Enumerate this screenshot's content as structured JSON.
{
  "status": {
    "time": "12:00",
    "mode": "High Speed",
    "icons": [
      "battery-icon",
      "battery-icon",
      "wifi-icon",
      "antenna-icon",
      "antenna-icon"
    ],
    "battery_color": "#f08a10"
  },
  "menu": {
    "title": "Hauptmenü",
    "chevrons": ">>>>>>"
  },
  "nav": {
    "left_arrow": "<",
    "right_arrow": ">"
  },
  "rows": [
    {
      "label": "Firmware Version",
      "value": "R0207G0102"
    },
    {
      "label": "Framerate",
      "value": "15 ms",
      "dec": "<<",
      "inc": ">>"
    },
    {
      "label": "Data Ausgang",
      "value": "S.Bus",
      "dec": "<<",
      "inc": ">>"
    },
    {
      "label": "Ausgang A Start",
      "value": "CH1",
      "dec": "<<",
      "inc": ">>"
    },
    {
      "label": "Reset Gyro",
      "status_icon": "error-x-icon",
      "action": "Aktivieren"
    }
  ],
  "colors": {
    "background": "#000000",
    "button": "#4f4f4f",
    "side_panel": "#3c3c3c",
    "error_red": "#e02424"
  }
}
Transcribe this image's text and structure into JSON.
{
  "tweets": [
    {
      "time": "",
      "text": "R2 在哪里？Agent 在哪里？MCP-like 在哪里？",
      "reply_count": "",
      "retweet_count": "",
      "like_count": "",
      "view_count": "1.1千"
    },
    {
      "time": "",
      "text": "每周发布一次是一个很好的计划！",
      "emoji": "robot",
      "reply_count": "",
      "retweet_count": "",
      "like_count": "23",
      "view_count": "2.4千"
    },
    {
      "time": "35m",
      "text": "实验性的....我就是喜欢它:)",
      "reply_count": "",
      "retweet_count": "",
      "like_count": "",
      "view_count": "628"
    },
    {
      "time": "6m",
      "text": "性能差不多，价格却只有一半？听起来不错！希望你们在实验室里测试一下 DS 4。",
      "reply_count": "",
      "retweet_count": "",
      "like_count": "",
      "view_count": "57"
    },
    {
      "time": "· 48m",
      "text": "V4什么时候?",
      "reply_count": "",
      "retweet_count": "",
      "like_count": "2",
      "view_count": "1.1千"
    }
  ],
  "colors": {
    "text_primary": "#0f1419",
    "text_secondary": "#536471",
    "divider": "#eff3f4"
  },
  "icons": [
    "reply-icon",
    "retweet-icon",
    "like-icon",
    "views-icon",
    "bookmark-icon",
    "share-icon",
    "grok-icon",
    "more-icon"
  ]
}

#####

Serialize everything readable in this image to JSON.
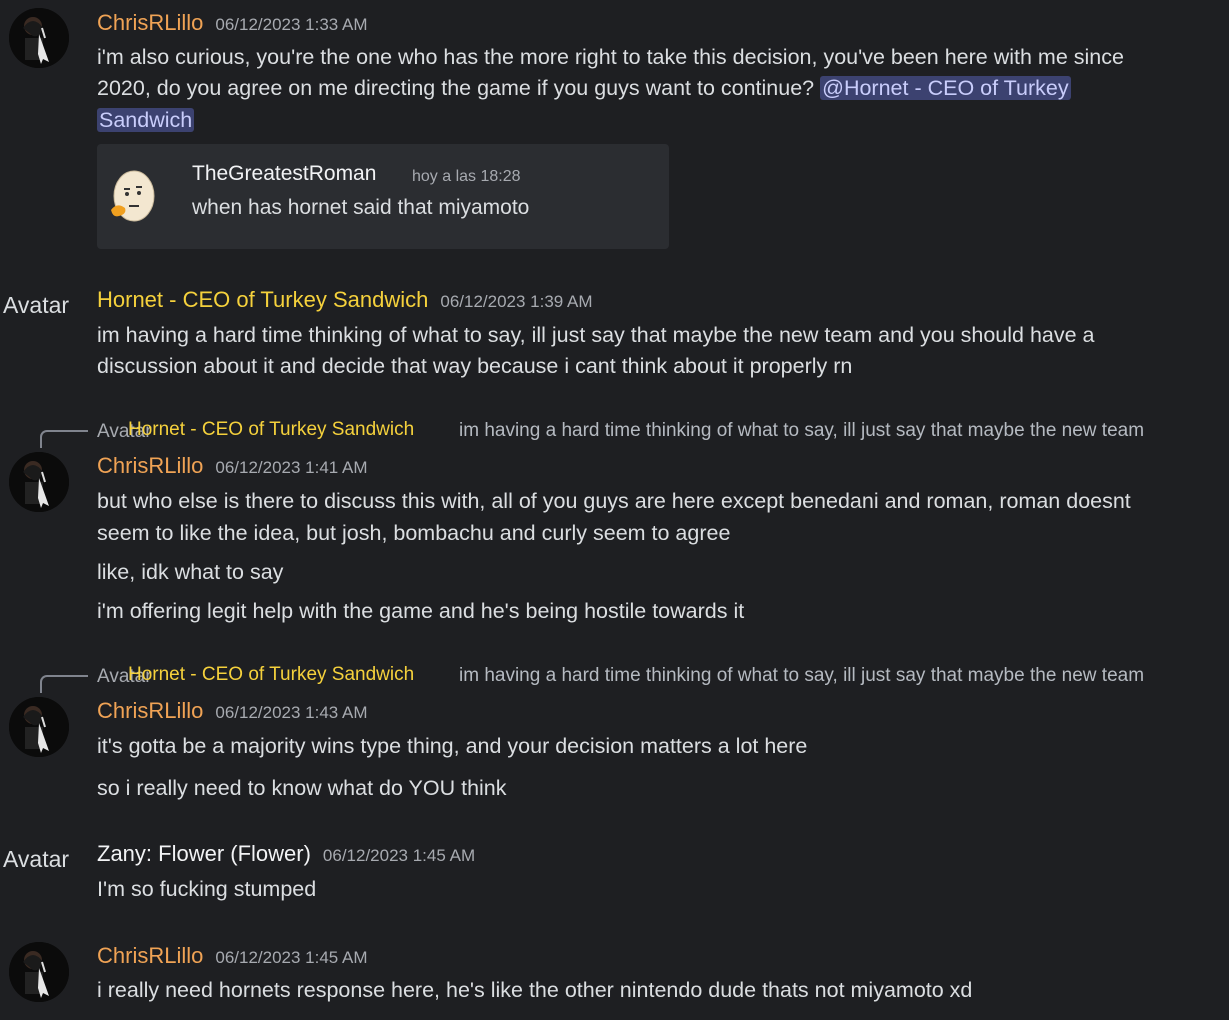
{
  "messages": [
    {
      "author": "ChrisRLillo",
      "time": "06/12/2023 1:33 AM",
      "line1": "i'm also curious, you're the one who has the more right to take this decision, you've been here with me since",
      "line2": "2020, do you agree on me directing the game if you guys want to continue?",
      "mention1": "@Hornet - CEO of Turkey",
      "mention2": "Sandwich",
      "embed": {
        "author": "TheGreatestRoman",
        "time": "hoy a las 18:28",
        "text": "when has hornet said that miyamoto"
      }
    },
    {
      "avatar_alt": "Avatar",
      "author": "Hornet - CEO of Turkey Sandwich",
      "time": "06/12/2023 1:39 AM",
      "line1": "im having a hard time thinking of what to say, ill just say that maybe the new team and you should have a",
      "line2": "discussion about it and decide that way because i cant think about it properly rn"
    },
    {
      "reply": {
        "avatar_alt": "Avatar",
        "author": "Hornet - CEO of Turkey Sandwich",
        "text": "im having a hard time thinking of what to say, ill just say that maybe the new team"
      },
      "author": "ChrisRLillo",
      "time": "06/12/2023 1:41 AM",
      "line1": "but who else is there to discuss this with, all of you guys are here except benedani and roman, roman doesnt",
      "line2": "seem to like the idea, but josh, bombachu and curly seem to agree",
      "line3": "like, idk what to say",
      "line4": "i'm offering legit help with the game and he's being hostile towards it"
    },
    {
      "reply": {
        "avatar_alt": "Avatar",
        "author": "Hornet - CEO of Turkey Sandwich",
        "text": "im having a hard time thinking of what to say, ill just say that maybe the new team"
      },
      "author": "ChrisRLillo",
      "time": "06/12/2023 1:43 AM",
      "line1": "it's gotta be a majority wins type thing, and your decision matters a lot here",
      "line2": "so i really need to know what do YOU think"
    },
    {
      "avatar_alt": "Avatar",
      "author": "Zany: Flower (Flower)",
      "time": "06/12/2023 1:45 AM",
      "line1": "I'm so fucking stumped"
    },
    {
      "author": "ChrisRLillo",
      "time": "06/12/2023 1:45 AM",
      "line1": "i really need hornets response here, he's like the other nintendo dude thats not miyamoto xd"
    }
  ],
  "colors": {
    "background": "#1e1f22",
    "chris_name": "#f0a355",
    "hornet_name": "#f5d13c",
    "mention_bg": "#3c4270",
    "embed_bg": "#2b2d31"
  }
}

#####

Search the material above for "with". Pull out each line where it shows up.

EXERCISE OUTPUT -
      "line1": "i'm also curious, you're the one who has the more right to take this decision, you've been here with me since",
      "line1": "but who else is there to discuss this with, all of you guys are here except benedani and roman, roman doesnt",
      "line4": "i'm offering legit help with the game and he's being hostile towards it"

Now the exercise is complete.